-- Problem details --
Write out all of the records precisely. Skip anything that is a picture.

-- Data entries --
________________________________________
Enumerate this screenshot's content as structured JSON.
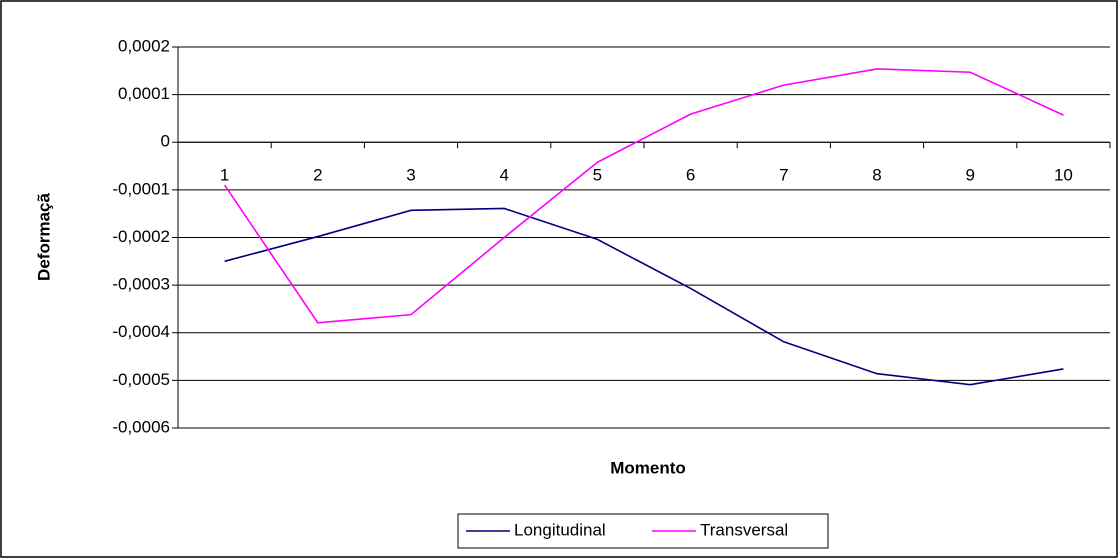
{
  "chart_data": {
    "type": "line",
    "categories": [
      "1",
      "2",
      "3",
      "4",
      "5",
      "6",
      "7",
      "8",
      "9",
      "10"
    ],
    "series": [
      {
        "name": "Longitudinal",
        "color": "#000080",
        "values": [
          -0.00025,
          -0.000198,
          -0.000143,
          -0.000139,
          -0.000204,
          -0.000307,
          -0.000419,
          -0.000486,
          -0.000509,
          -0.000476
        ]
      },
      {
        "name": "Transversal",
        "color": "#ff00ff",
        "values": [
          -9e-05,
          -0.000379,
          -0.000362,
          -0.0002,
          -4.2e-05,
          5.9e-05,
          0.00012,
          0.000154,
          0.000147,
          5.7e-05
        ]
      }
    ],
    "x_label": "Momento",
    "y_label": "Deformaçã",
    "ylim": [
      -0.0006,
      0.0002
    ],
    "yticks": [
      {
        "value": -0.0006,
        "label": "-0,0006"
      },
      {
        "value": -0.0005,
        "label": "-0,0005"
      },
      {
        "value": -0.0004,
        "label": "-0,0004"
      },
      {
        "value": -0.0003,
        "label": "-0,0003"
      },
      {
        "value": -0.0002,
        "label": "-0,0002"
      },
      {
        "value": -0.0001,
        "label": "-0,0001"
      },
      0,
      {
        "value": 0.0001,
        "label": "0,0001"
      },
      {
        "value": 0.0002,
        "label": "0,0002"
      }
    ],
    "grid": true,
    "legend": "bottom"
  }
}
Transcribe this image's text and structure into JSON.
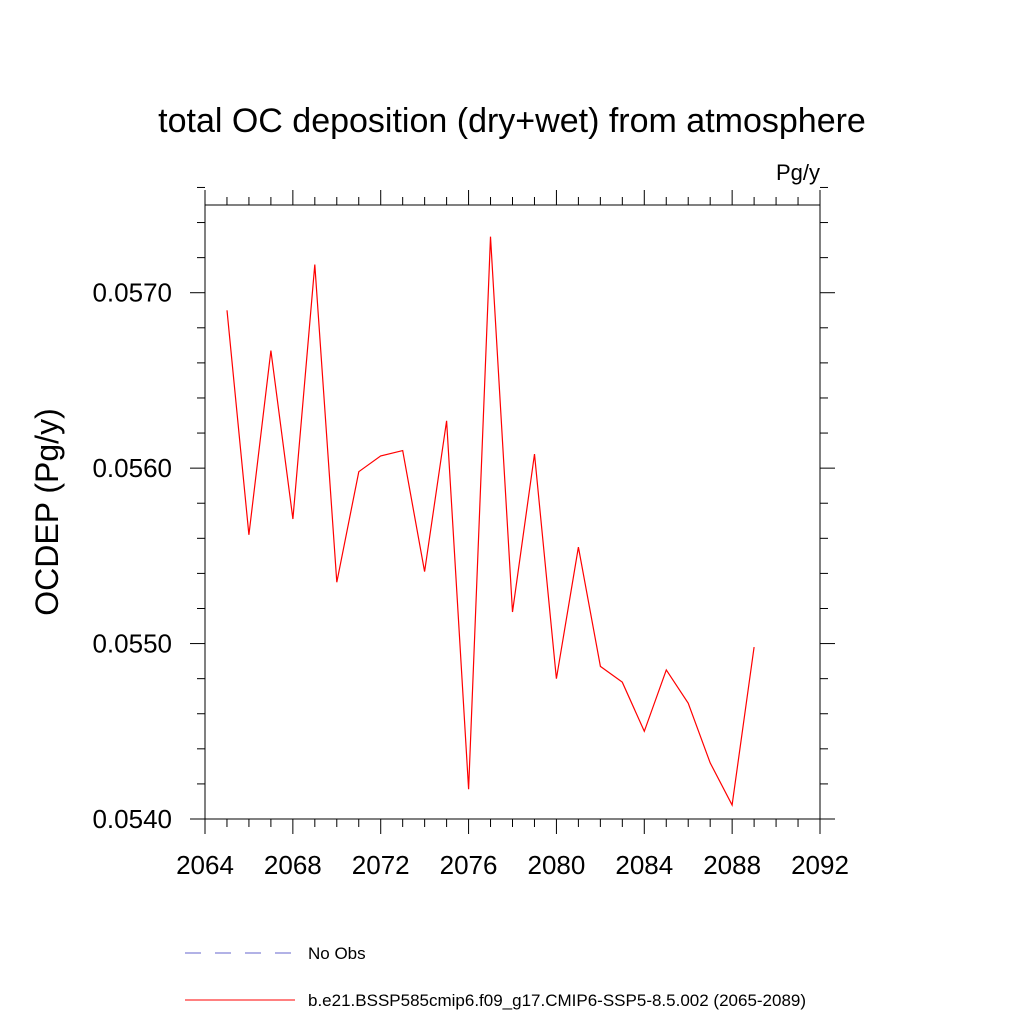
{
  "chart_data": {
    "type": "line",
    "title": "total OC deposition (dry+wet) from atmosphere",
    "units_label": "Pg/y",
    "ylabel": "OCDEP  (Pg/y)",
    "xlabel": "",
    "xlim": [
      2064,
      2092
    ],
    "ylim": [
      0.054,
      0.0575
    ],
    "x_major_ticks": [
      2064,
      2068,
      2072,
      2076,
      2080,
      2084,
      2088,
      2092
    ],
    "x_tick_labels": [
      "2064",
      "2068",
      "2072",
      "2076",
      "2080",
      "2084",
      "2088",
      "2092"
    ],
    "x_minor_step": 1,
    "y_major_ticks": [
      0.054,
      0.055,
      0.056,
      0.057
    ],
    "y_tick_labels": [
      "0.0540",
      "0.0550",
      "0.0560",
      "0.0570"
    ],
    "y_minor_step": 0.0002,
    "grid": false,
    "legend_position": "bottom",
    "legend": [
      {
        "label": "No Obs",
        "color": "#6666cc",
        "dash": "dashed"
      },
      {
        "label": "b.e21.BSSP585cmip6.f09_g17.CMIP6-SSP5-8.5.002 (2065-2089)",
        "color": "#ff0000",
        "dash": "solid"
      }
    ],
    "series": [
      {
        "name": "b.e21.BSSP585cmip6.f09_g17.CMIP6-SSP5-8.5.002 (2065-2089)",
        "color": "#ff0000",
        "x": [
          2065,
          2066,
          2067,
          2068,
          2069,
          2070,
          2071,
          2072,
          2073,
          2074,
          2075,
          2076,
          2077,
          2078,
          2079,
          2080,
          2081,
          2082,
          2083,
          2084,
          2085,
          2086,
          2087,
          2088,
          2089
        ],
        "y": [
          0.0569,
          0.05562,
          0.05667,
          0.05571,
          0.05716,
          0.05535,
          0.05598,
          0.05607,
          0.0561,
          0.05541,
          0.05627,
          0.05417,
          0.05732,
          0.05518,
          0.05608,
          0.0548,
          0.05555,
          0.05487,
          0.05478,
          0.0545,
          0.05485,
          0.05466,
          0.05432,
          0.05408,
          0.05498
        ]
      }
    ]
  }
}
________________________________________
-- Answer to this problem --
Enumerate this screenshot's content as structured JSON.
{
  "chart_data": {
    "type": "line",
    "categories": [
      "1",
      "2",
      "3",
      "4",
      "5",
      "6",
      "7",
      "8",
      "9",
      "10"
    ],
    "series": [
      {
        "name": "Longitudinal",
        "color": "#000080",
        "values": [
          -0.00025,
          -0.000198,
          -0.000143,
          -0.000139,
          -0.000204,
          -0.000307,
          -0.000419,
          -0.000486,
          -0.000509,
          -0.000476
        ]
      },
      {
        "name": "Transversal",
        "color": "#ff00ff",
        "values": [
          -9e-05,
          -0.000379,
          -0.000362,
          -0.0002,
          -4.2e-05,
          5.9e-05,
          0.00012,
          0.000154,
          0.000147,
          5.7e-05
        ]
      }
    ],
    "x_label": "Momento",
    "y_label": "Deformaçã",
    "ylim": [
      -0.0006,
      0.0002
    ],
    "yticks": [
      {
        "value": -0.0006,
        "label": "-0,0006"
      },
      {
        "value": -0.0005,
        "label": "-0,0005"
      },
      {
        "value": -0.0004,
        "label": "-0,0004"
      },
      {
        "value": -0.0003,
        "label": "-0,0003"
      },
      {
        "value": -0.0002,
        "label": "-0,0002"
      },
      {
        "value": -0.0001,
        "label": "-0,0001"
      },
      0,
      {
        "value": 0.0001,
        "label": "0,0001"
      },
      {
        "value": 0.0002,
        "label": "0,0002"
      }
    ],
    "grid": true,
    "legend": "bottom"
  }
}
Transcribe this image's text and structure into JSON.
{
  "chart_data": {
    "type": "line",
    "title": "total OC deposition (dry+wet) from atmosphere",
    "units_label": "Pg/y",
    "ylabel": "OCDEP  (Pg/y)",
    "xlabel": "",
    "xlim": [
      2064,
      2092
    ],
    "ylim": [
      0.054,
      0.0575
    ],
    "x_major_ticks": [
      2064,
      2068,
      2072,
      2076,
      2080,
      2084,
      2088,
      2092
    ],
    "x_tick_labels": [
      "2064",
      "2068",
      "2072",
      "2076",
      "2080",
      "2084",
      "2088",
      "2092"
    ],
    "x_minor_step": 1,
    "y_major_ticks": [
      0.054,
      0.055,
      0.056,
      0.057
    ],
    "y_tick_labels": [
      "0.0540",
      "0.0550",
      "0.0560",
      "0.0570"
    ],
    "y_minor_step": 0.0002,
    "grid": false,
    "legend_position": "bottom",
    "legend": [
      {
        "label": "No Obs",
        "color": "#6666cc",
        "dash": "dashed"
      },
      {
        "label": "b.e21.BSSP585cmip6.f09_g17.CMIP6-SSP5-8.5.002 (2065-2089)",
        "color": "#ff0000",
        "dash": "solid"
      }
    ],
    "series": [
      {
        "name": "b.e21.BSSP585cmip6.f09_g17.CMIP6-SSP5-8.5.002 (2065-2089)",
        "color": "#ff0000",
        "x": [
          2065,
          2066,
          2067,
          2068,
          2069,
          2070,
          2071,
          2072,
          2073,
          2074,
          2075,
          2076,
          2077,
          2078,
          2079,
          2080,
          2081,
          2082,
          2083,
          2084,
          2085,
          2086,
          2087,
          2088,
          2089
        ],
        "y": [
          0.0569,
          0.05562,
          0.05667,
          0.05571,
          0.05716,
          0.05535,
          0.05598,
          0.05607,
          0.0561,
          0.05541,
          0.05627,
          0.05417,
          0.05732,
          0.05518,
          0.05608,
          0.0548,
          0.05555,
          0.05487,
          0.05478,
          0.0545,
          0.05485,
          0.05466,
          0.05432,
          0.05408,
          0.05498
        ]
      }
    ]
  }
}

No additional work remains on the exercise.